__Task instructions__.
#1 In the text about counseling clients who return to work, how long had Ralph been a successful restaurateur before he bought the upstate eatery?
#2 Write the next part of the text about counseling clients who return to work, starting after its last sentence.

__Source document__.
>> BEGIN

Mary is 53 years old and married to a man 10 years older. They officially retired 10 months ago, leaving their home of 30 years to build a dream house on eight wooded acres in California's Sierra foothills. But after the excitement of their new surroundings wore off, Mary's definition of retirement became quite different from her husband's. Whereas George had been a virtual workaholic during their 32 years of marriage, he now was quite content to sit and watch the world pass by. It took Mary days to coax him into town for a simple shopping excursion. Mary became frustrated, bored and lonely. She wanted to travel and explore new interests. Instead, she felt life was passing her by.

So Mary decided to reenter the job market. During her first counseling session with me she announced she had to "get off that mountain," and getting a job seemed to be the best way to do it. But it soon became apparent that her reentering was really a back-seat issue. More important was learning how to evaluate the different dimensions of her life, setting goals for herself and acquiring better communication tools so she could more effectively deal with the real issue at hand: what she wanted from her life and her marriage. During our time together Mary's self-esteem grew; she became quietly assertive and finally was able to communicate her needs to her husband. Eventually, they sold their new house and moved into a medium-sized community. Once Mary resolved her real problem, reentering occurred quickly.



What happened to Mary is a common phenomenon. When job-seekers of any age begin creative job search, they view the world differently. As the job-hunter becomes empowered, a shift in paradigms (the structure and meaning we superimpose on our experiences) can occur. It may happen to you.

Another reentry client helped me understand how much our personal and professional dimensions are intertwined. For 25 years Ralph had been a successful restaurateur - four delis and a family-style restaurant. Then he bought another eatery at an upstate location. As Professor Harold Hill tells the townspeople in The Music Man: "You gotta know the territory."

Ralph didn't, and the restaurant never got off the ground. Five years later he declared Chapter 11. During this time Ralph worked 50 to 60 hours a week and was rarely home. Had he been asked if he was happy with his life, he probably would have said, "Yes." But when the restaurant closed he finally had the time to assess all the dimensions of his personal reality. During the process he discovered he had nothing in common with his wife. Counseling didn't help. Neither did a trial separation. Ralph is now going through a divorce and is working on a brand-new career.

>> END

__Dataset content__.
>> BEGIN

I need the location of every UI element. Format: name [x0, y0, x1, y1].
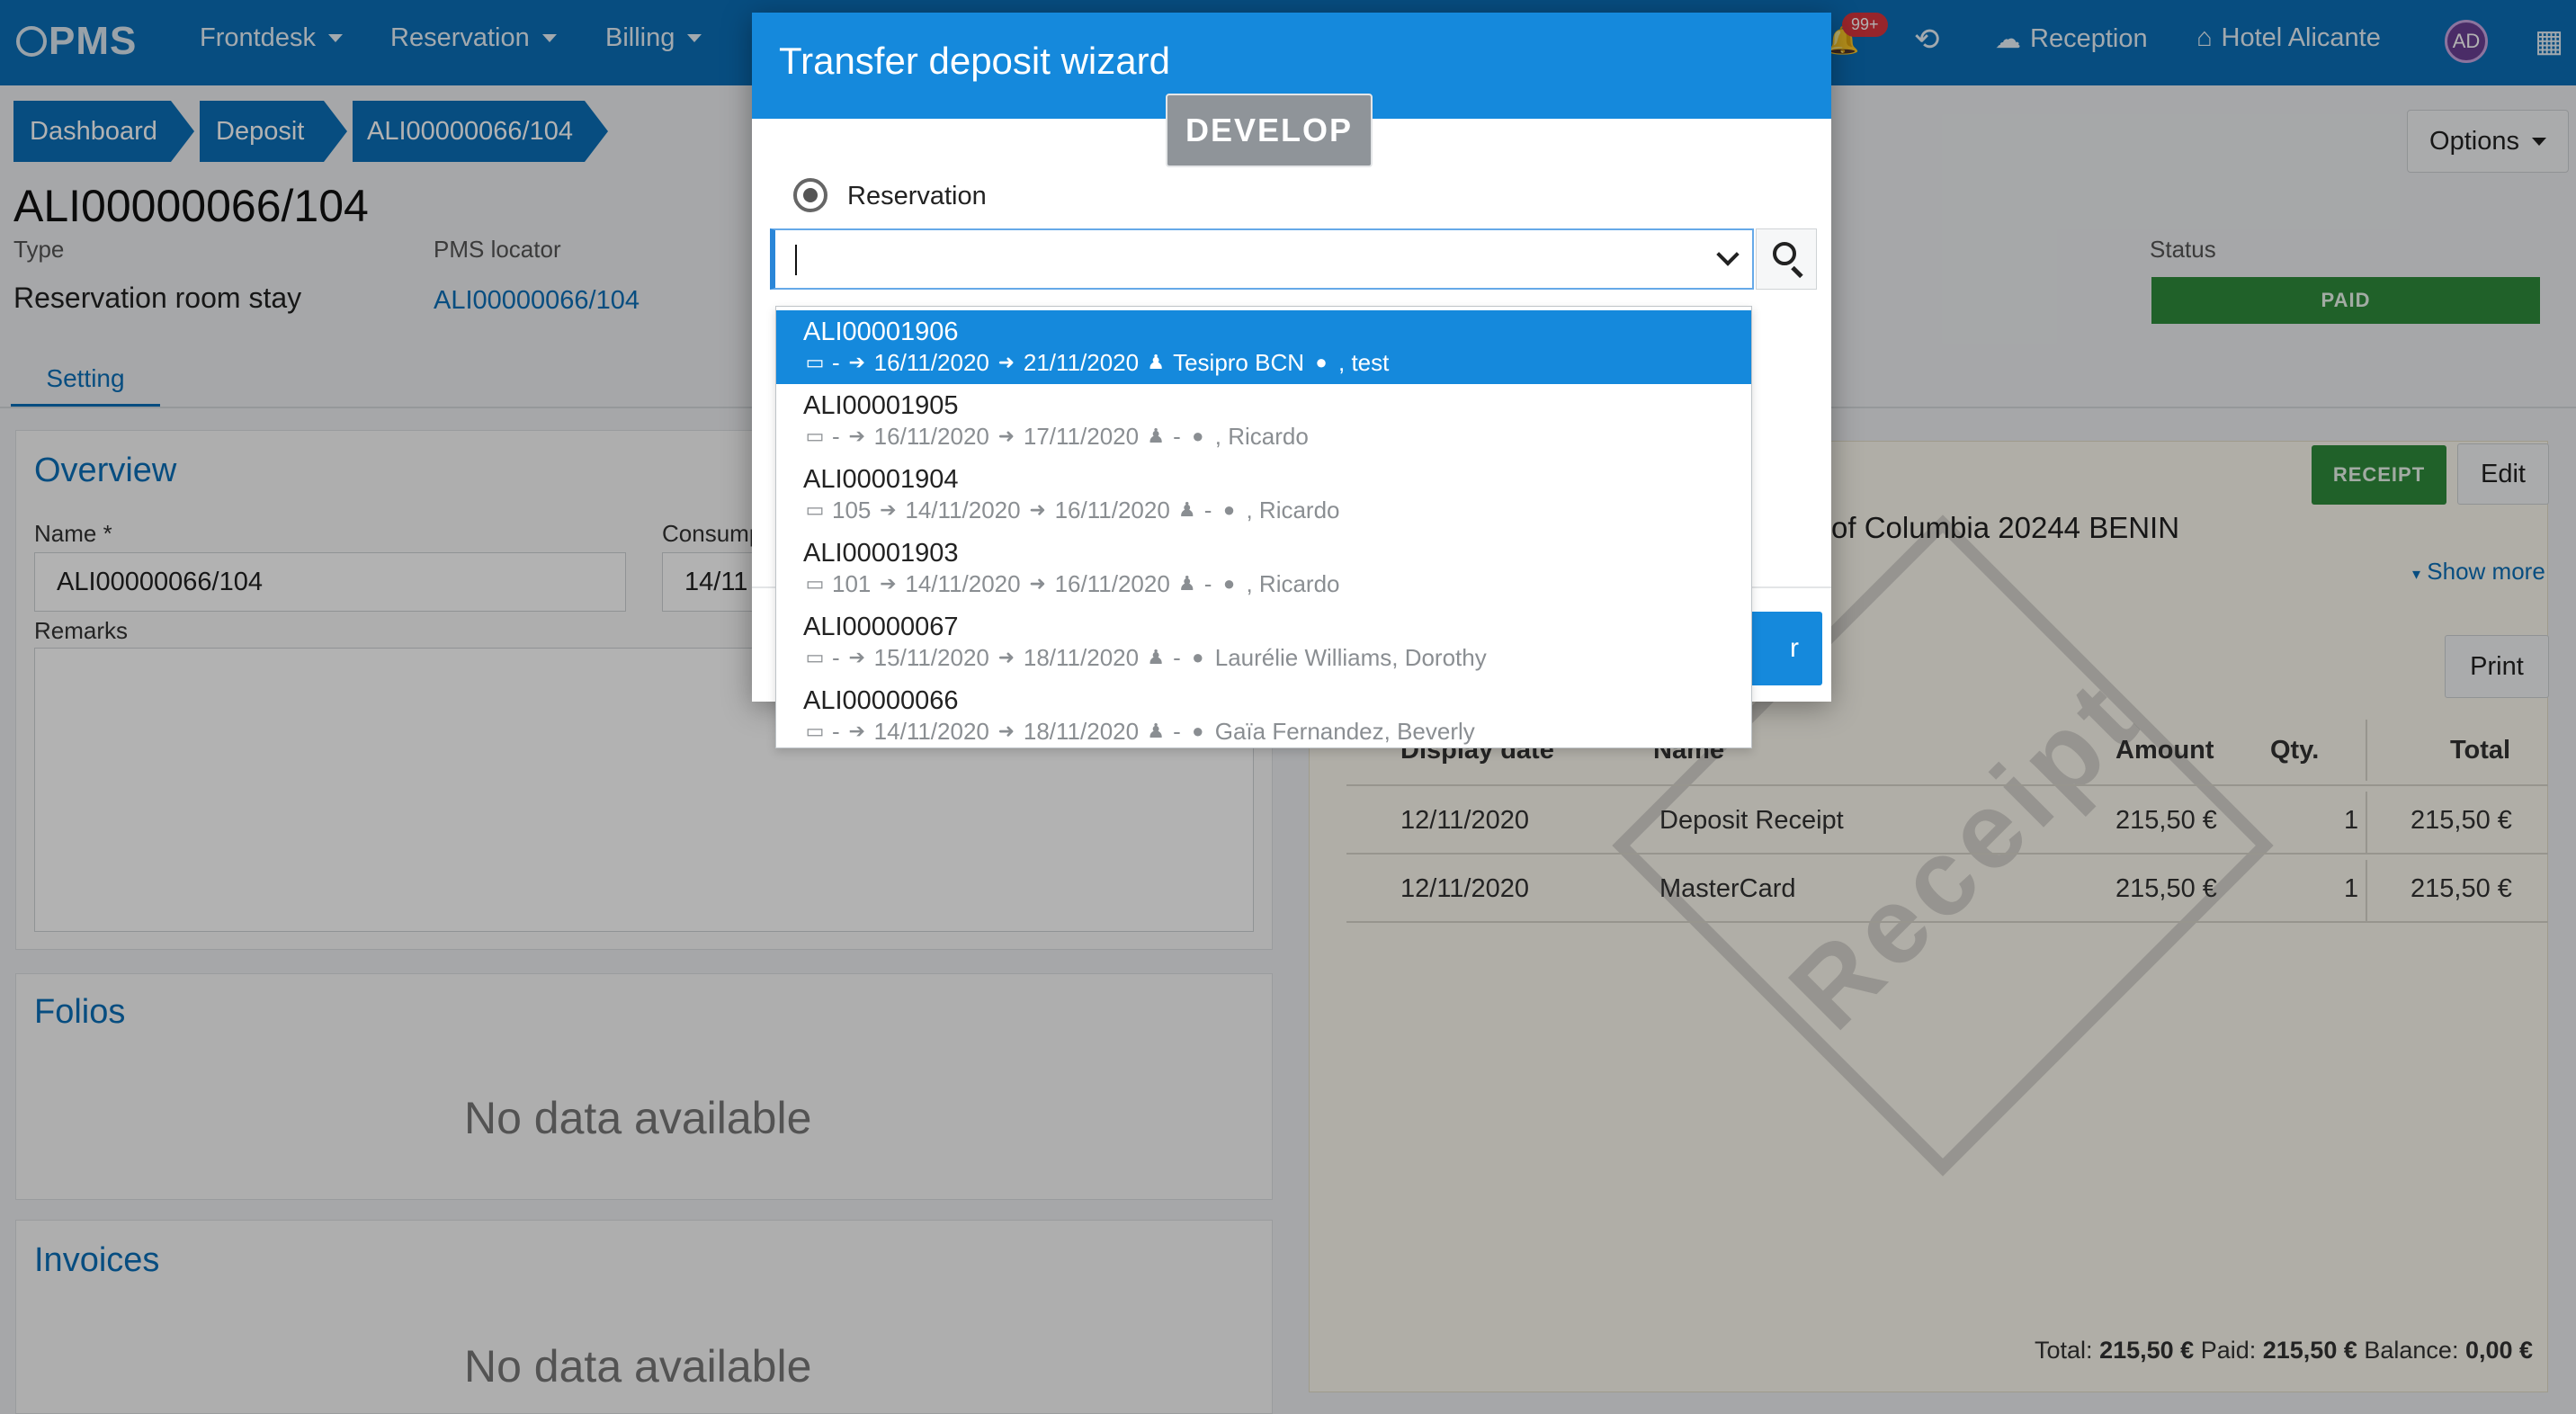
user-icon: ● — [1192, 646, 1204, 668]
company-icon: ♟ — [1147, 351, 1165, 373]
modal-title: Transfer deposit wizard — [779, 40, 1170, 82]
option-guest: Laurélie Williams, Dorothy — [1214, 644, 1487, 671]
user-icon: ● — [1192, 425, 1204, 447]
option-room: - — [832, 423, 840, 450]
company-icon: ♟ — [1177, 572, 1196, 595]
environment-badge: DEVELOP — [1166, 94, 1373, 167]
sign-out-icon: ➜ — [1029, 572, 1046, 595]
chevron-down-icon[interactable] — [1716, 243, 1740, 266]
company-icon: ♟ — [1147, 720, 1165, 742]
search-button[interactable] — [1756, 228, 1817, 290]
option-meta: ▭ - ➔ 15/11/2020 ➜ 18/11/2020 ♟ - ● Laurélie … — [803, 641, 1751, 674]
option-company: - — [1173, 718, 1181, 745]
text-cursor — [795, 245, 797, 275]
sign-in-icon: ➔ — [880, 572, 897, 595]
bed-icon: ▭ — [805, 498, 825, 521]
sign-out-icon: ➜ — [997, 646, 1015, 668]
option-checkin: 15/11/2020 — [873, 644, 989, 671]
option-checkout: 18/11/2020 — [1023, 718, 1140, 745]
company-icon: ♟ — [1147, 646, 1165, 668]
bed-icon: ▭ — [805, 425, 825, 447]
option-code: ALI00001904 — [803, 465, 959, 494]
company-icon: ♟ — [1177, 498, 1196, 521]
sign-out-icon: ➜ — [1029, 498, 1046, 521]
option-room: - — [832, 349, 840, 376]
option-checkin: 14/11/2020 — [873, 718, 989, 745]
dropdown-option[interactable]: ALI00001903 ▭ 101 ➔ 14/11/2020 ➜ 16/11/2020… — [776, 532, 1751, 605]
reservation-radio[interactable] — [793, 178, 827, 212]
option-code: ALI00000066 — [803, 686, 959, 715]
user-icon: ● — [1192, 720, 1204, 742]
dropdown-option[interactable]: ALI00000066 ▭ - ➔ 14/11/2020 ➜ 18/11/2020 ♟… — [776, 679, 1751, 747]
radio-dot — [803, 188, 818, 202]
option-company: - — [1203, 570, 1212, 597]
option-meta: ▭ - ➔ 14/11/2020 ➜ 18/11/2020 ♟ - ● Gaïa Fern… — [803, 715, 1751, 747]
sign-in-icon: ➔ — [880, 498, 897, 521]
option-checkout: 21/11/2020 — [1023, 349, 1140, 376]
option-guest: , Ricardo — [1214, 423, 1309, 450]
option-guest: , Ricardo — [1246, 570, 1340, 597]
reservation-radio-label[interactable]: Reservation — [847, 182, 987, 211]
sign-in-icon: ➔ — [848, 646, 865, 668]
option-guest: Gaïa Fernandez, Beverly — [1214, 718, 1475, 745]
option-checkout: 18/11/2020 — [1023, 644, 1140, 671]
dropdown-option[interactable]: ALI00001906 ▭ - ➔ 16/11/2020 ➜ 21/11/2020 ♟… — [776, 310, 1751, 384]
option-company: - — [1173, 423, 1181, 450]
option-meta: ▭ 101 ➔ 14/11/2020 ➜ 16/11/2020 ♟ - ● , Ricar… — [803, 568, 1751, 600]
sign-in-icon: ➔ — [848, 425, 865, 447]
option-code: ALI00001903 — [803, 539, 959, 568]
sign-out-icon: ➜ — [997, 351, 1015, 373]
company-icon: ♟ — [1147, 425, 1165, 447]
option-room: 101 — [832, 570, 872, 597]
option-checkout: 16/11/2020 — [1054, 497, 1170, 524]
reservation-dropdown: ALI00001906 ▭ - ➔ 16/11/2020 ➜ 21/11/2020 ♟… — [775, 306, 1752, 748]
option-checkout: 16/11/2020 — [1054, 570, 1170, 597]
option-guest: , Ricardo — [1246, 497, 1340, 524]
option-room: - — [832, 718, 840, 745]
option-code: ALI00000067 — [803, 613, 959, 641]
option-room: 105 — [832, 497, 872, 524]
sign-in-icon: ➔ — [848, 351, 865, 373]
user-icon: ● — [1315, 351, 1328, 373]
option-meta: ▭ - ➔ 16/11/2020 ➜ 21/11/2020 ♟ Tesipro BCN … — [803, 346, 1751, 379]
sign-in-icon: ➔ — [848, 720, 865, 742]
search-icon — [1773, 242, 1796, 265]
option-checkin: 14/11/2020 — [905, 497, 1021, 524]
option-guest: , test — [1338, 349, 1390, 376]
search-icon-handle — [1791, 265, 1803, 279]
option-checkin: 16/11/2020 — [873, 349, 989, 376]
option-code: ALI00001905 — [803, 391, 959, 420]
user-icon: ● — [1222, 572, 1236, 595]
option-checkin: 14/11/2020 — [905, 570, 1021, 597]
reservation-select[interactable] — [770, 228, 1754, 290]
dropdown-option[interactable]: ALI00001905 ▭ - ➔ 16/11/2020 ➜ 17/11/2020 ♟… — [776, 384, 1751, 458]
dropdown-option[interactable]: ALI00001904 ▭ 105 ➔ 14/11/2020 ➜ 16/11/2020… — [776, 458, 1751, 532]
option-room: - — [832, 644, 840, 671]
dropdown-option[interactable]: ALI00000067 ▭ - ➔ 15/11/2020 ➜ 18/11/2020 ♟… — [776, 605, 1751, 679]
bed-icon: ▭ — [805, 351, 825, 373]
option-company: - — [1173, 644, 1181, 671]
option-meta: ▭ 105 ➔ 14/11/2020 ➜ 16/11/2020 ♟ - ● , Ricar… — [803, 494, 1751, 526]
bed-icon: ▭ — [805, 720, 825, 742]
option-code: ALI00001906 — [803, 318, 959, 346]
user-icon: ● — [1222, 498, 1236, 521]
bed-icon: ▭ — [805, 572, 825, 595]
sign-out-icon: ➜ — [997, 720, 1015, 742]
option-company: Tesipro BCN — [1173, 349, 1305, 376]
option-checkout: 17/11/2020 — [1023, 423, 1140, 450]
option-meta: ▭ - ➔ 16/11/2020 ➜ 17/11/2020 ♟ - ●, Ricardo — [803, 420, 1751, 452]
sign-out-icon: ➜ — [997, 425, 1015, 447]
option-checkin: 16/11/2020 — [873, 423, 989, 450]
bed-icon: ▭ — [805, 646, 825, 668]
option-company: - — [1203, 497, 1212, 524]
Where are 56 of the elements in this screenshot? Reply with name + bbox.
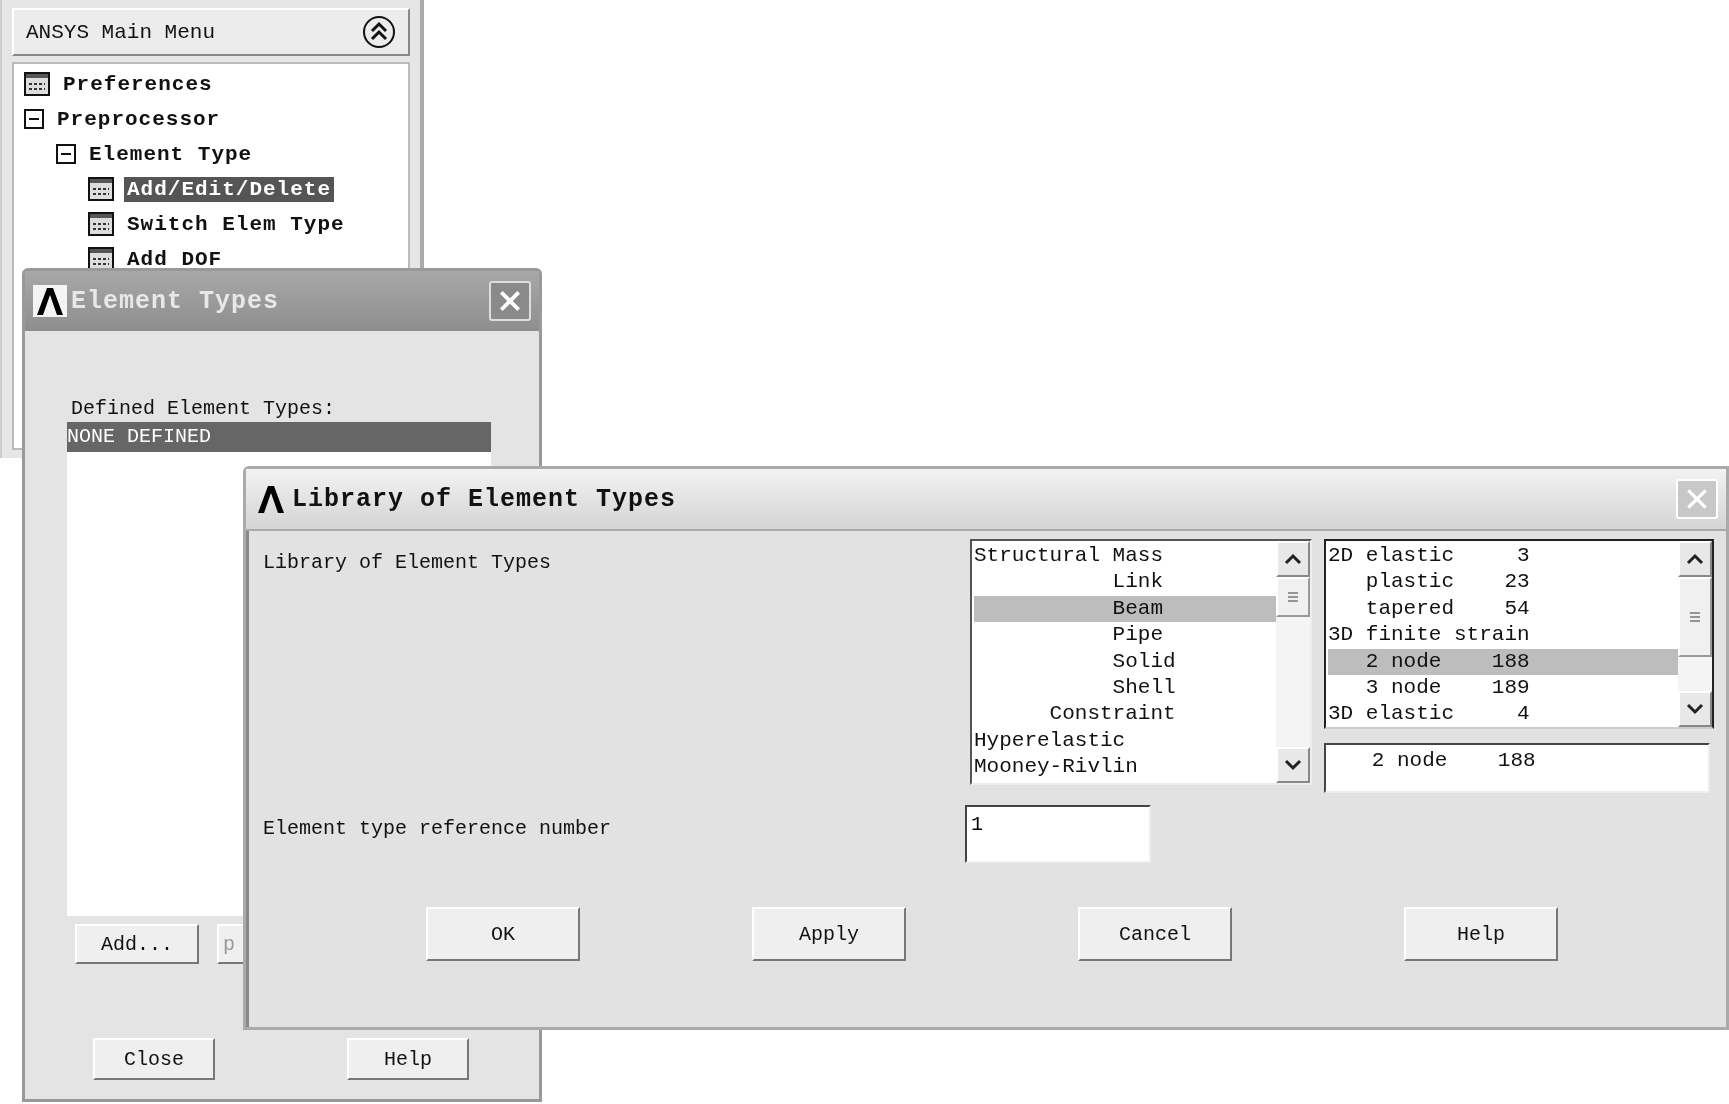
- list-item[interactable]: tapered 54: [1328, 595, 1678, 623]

>> END

__The replies__.
#1 25 years

#2
Has the process been painful for him? Very. Is he unhappy now? No. Actually, it is an exciting time for Ralph. But it wasn't always so. Initially, making job-search phone calls was hard. I could always tell when an assignment was difficult for Ralph because he'd look at me and repeat my request-hoping, I guess, I'd change my mind. He was embarrassed by his restaurant failure and, because he hadn't looked for a job in 30 years, was uncomfortable with the entire job-search process. But as he focused on what he wanted and what he could offer, his confidence grew. Together we worked through many of the exercises contained in this manual. Within a short time he secured a sales-management position with a food-brokerage company. My last report from him was that he couldn't remember when he'd had so much fun!

Visualize the process of risk-taking as a spiral in motion. Starting from a position of security (your Comfort Zone), you will gradually move toward Personal Growth-with Risk as the link between the two. Each risk taken results in more personal growth. As you become more competent and confident, you reach a new comfort zone-until the "what if's" of life beckon once again. And so it goes.

You may say, "This is all well and good, but how will I know when a life dimension needs to be challenged or stretched?"

You'll know if you listen to what your heart and head tell you.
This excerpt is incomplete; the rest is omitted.